- **Work to be completed**
Find each line with the word "Sonnenschein" and state how many there are, nothing more.

- **Extracted records**
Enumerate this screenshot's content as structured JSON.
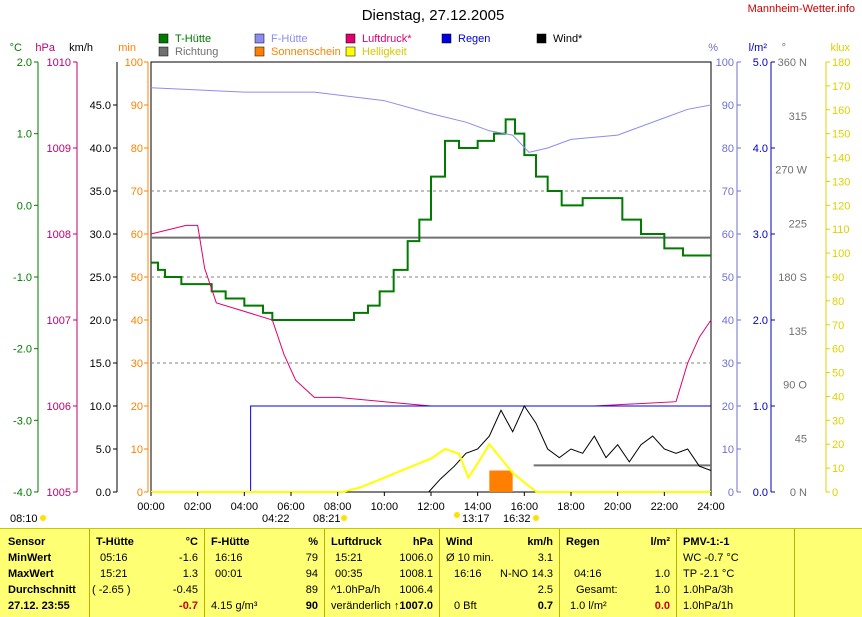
{
  "header": {
    "title": "Dienstag, 27.12.2005",
    "site": "Mannheim-Wetter.info"
  },
  "legend": [
    {
      "label": "T-Hütte",
      "color": "#007a00"
    },
    {
      "label": "Richtung",
      "color": "#707070"
    },
    {
      "label": "F-Hütte",
      "color": "#8c8cf0"
    },
    {
      "label": "Sonnenschein",
      "color": "#ff8000"
    },
    {
      "label": "Luftdruck*",
      "color": "#e0006e"
    },
    {
      "label": "Helligkeit",
      "color": "#ffff00"
    },
    {
      "label": "Regen",
      "color": "#0000e0"
    },
    {
      "label": "Wind*",
      "color": "#000000"
    }
  ],
  "axes": {
    "celsius": {
      "unit": "°C",
      "ticks": [
        "2.0",
        "1.0",
        "0.0",
        "-1.0",
        "-2.0",
        "-3.0",
        "-4.0"
      ],
      "color": "#007a00"
    },
    "hpa": {
      "unit": "hPa",
      "ticks": [
        "1010",
        "1009",
        "1008",
        "1007",
        "1006",
        "1005"
      ],
      "color": "#c00070"
    },
    "kmh": {
      "unit": "km/h",
      "ticks": [
        "45.0",
        "40.0",
        "35.0",
        "30.0",
        "25.0",
        "20.0",
        "15.0",
        "10.0",
        "5.0",
        "0.0"
      ],
      "color": "#000000"
    },
    "min": {
      "unit": "min",
      "ticks": [
        "100",
        "90",
        "80",
        "70",
        "60",
        "50",
        "40",
        "30",
        "20",
        "10",
        "0"
      ],
      "color": "#ff8000"
    },
    "pct": {
      "unit": "%",
      "ticks": [
        "100",
        "90",
        "80",
        "70",
        "60",
        "50",
        "40",
        "30",
        "20",
        "10",
        "0"
      ],
      "color": "#7070d0"
    },
    "lm2": {
      "unit": "l/m²",
      "ticks": [
        "5.0",
        "4.0",
        "3.0",
        "2.0",
        "1.0",
        "0.0"
      ],
      "color": "#0000c0"
    },
    "deg": {
      "unit": "°",
      "ticks": [
        "360 N",
        "315",
        "270 W",
        "225",
        "180 S",
        "135",
        "90 O",
        "45",
        "0 N"
      ],
      "color": "#707070"
    },
    "klux": {
      "unit": "klux",
      "ticks": [
        "180",
        "170",
        "160",
        "150",
        "140",
        "130",
        "120",
        "110",
        "100",
        "90",
        "80",
        "70",
        "60",
        "50",
        "40",
        "30",
        "20",
        "10",
        "0"
      ],
      "color": "#e0d000"
    },
    "time_ticks": [
      "00:00",
      "02:00",
      "04:00",
      "06:00",
      "08:00",
      "10:00",
      "12:00",
      "14:00",
      "16:00",
      "18:00",
      "20:00",
      "22:00",
      "24:00"
    ]
  },
  "sun_markers": {
    "civil_dawn": "08:10",
    "sunrise": "08:21",
    "sunset": "16:32",
    "rain_start": "04:22",
    "solar_noon": "13:17"
  },
  "chart_data": {
    "type": "line",
    "x_unit": "hours",
    "x_range": [
      0,
      24
    ],
    "series": [
      {
        "name": "T-Hütte",
        "axis": "celsius",
        "range": [
          -4,
          2
        ],
        "points": [
          [
            0,
            -0.8
          ],
          [
            0.3,
            -0.9
          ],
          [
            0.6,
            -1.0
          ],
          [
            1.0,
            -1.0
          ],
          [
            1.3,
            -1.1
          ],
          [
            2.0,
            -1.1
          ],
          [
            2.6,
            -1.2
          ],
          [
            3.2,
            -1.3
          ],
          [
            4.0,
            -1.4
          ],
          [
            4.8,
            -1.5
          ],
          [
            5.2,
            -1.6
          ],
          [
            6.0,
            -1.6
          ],
          [
            7.0,
            -1.6
          ],
          [
            8.0,
            -1.6
          ],
          [
            8.7,
            -1.5
          ],
          [
            9.3,
            -1.4
          ],
          [
            9.8,
            -1.2
          ],
          [
            10.4,
            -0.9
          ],
          [
            11.0,
            -0.5
          ],
          [
            11.5,
            -0.2
          ],
          [
            12.0,
            0.4
          ],
          [
            12.6,
            0.9
          ],
          [
            13.2,
            0.8
          ],
          [
            14.0,
            0.9
          ],
          [
            14.7,
            1.0
          ],
          [
            15.2,
            1.2
          ],
          [
            15.6,
            1.0
          ],
          [
            16.0,
            0.7
          ],
          [
            16.5,
            0.4
          ],
          [
            17.0,
            0.2
          ],
          [
            17.6,
            0.0
          ],
          [
            18.5,
            0.1
          ],
          [
            19.5,
            0.1
          ],
          [
            20.2,
            -0.2
          ],
          [
            21.0,
            -0.4
          ],
          [
            22.0,
            -0.6
          ],
          [
            22.8,
            -0.7
          ],
          [
            24,
            -0.7
          ]
        ]
      },
      {
        "name": "F-Hütte",
        "axis": "pct",
        "range": [
          0,
          100
        ],
        "points": [
          [
            0,
            94
          ],
          [
            4,
            93
          ],
          [
            7,
            93
          ],
          [
            10,
            91
          ],
          [
            12,
            88
          ],
          [
            13.5,
            86
          ],
          [
            14.5,
            84
          ],
          [
            15.5,
            83
          ],
          [
            16.2,
            79
          ],
          [
            17.0,
            80
          ],
          [
            18,
            82
          ],
          [
            20,
            83
          ],
          [
            22,
            87
          ],
          [
            23,
            89
          ],
          [
            24,
            90
          ]
        ]
      },
      {
        "name": "Luftdruck*",
        "axis": "hpa",
        "range": [
          1005,
          1010
        ],
        "points": [
          [
            0,
            1008.0
          ],
          [
            1.5,
            1008.1
          ],
          [
            2.0,
            1008.1
          ],
          [
            2.3,
            1007.6
          ],
          [
            2.8,
            1007.2
          ],
          [
            4.0,
            1007.1
          ],
          [
            5.2,
            1007.0
          ],
          [
            5.7,
            1006.6
          ],
          [
            6.2,
            1006.3
          ],
          [
            7.0,
            1006.1
          ],
          [
            8.0,
            1006.1
          ],
          [
            10.0,
            1006.05
          ],
          [
            12.0,
            1006.0
          ],
          [
            14.0,
            1006.0
          ],
          [
            17.0,
            1006.0
          ],
          [
            19.0,
            1006.0
          ],
          [
            22.5,
            1006.05
          ],
          [
            23.0,
            1006.5
          ],
          [
            23.5,
            1006.8
          ],
          [
            24,
            1007.0
          ]
        ]
      },
      {
        "name": "Regen",
        "axis": "lm2",
        "range": [
          0,
          5
        ],
        "points": [
          [
            0,
            0
          ],
          [
            4.22,
            0
          ],
          [
            4.27,
            1.0
          ],
          [
            24,
            1.0
          ]
        ]
      },
      {
        "name": "Wind*",
        "axis": "kmh",
        "range": [
          0,
          50
        ],
        "points": [
          [
            11.9,
            0
          ],
          [
            12.4,
            1.5
          ],
          [
            13.0,
            3.0
          ],
          [
            13.5,
            4.5
          ],
          [
            14.0,
            5.0
          ],
          [
            14.5,
            6.5
          ],
          [
            15.0,
            9.5
          ],
          [
            15.5,
            7.0
          ],
          [
            16.0,
            10.0
          ],
          [
            16.5,
            8.0
          ],
          [
            17.0,
            5.0
          ],
          [
            17.5,
            4.0
          ],
          [
            18.0,
            5.0
          ],
          [
            18.5,
            4.5
          ],
          [
            19.0,
            6.5
          ],
          [
            19.5,
            4.0
          ],
          [
            20.0,
            5.5
          ],
          [
            20.5,
            3.5
          ],
          [
            21.0,
            5.5
          ],
          [
            21.5,
            6.5
          ],
          [
            22.0,
            5.0
          ],
          [
            22.5,
            4.5
          ],
          [
            23.0,
            5.0
          ],
          [
            23.5,
            3.0
          ],
          [
            24,
            2.5
          ]
        ]
      },
      {
        "name": "Helligkeit",
        "axis": "klux",
        "range": [
          0,
          180
        ],
        "points": [
          [
            0,
            0
          ],
          [
            8.21,
            0
          ],
          [
            9.0,
            2
          ],
          [
            10.0,
            6
          ],
          [
            11.0,
            10
          ],
          [
            12.0,
            14
          ],
          [
            12.6,
            18
          ],
          [
            13.2,
            16
          ],
          [
            13.6,
            6
          ],
          [
            14.0,
            12
          ],
          [
            14.5,
            20
          ],
          [
            15.0,
            14
          ],
          [
            15.5,
            8
          ],
          [
            16.0,
            4
          ],
          [
            16.53,
            0
          ],
          [
            24,
            0
          ]
        ]
      }
    ],
    "bars": [
      {
        "name": "Sonnenschein",
        "axis": "min",
        "range": [
          0,
          100
        ],
        "x_start": 14.5,
        "x_end": 15.5,
        "value": 5
      }
    ],
    "reference_lines": [
      {
        "axis": "celsius",
        "value": -0.45
      },
      {
        "axis": "kmh",
        "value": 3.1,
        "x_start": 16.4,
        "x_end": 24
      }
    ]
  },
  "table": {
    "sensor": {
      "h": "Sensor",
      "rows": [
        "MinWert",
        "MaxWert",
        "Durchschnitt",
        "27.12. 23:55"
      ]
    },
    "thuette": {
      "h": "T-Hütte",
      "unit": "°C",
      "times": [
        "05:16",
        "15:21",
        "( -2.65 )",
        ""
      ],
      "vals": [
        "-1.6",
        "1.3",
        "-0.45",
        "-0.7"
      ]
    },
    "fhuette": {
      "h": "F-Hütte",
      "unit": "%",
      "times": [
        "16:16",
        "00:01",
        "",
        "4.15 g/m³"
      ],
      "vals": [
        "79",
        "94",
        "89",
        "90"
      ]
    },
    "luftdruck": {
      "h": "Luftdruck",
      "unit": "hPa",
      "times": [
        "15:21",
        "00:35",
        "^1.0hPa/h",
        "veränderlich"
      ],
      "vals": [
        "1006.0",
        "1008.1",
        "1006.4",
        "↑1007.0"
      ]
    },
    "wind": {
      "h": "Wind",
      "unit": "km/h",
      "times": [
        "Ø 10 min.",
        "16:16",
        "",
        ""
      ],
      "dirs": [
        "",
        "N-NO",
        "",
        "0 Bft"
      ],
      "vals": [
        "3.1",
        "14.3",
        "2.5",
        "0.7"
      ]
    },
    "regen": {
      "h": "Regen",
      "unit": "l/m²",
      "times": [
        "",
        "04:16",
        "Gesamt:",
        "1.0 l/m²"
      ],
      "vals": [
        "",
        "1.0",
        "1.0",
        "0.0"
      ]
    },
    "pmv": {
      "h": "PMV-1:-1",
      "rows": [
        "WC -0.7 °C",
        "TP -2.1 °C",
        "1.0hPa/3h",
        "1.0hPa/1h"
      ]
    }
  }
}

- **Result**
2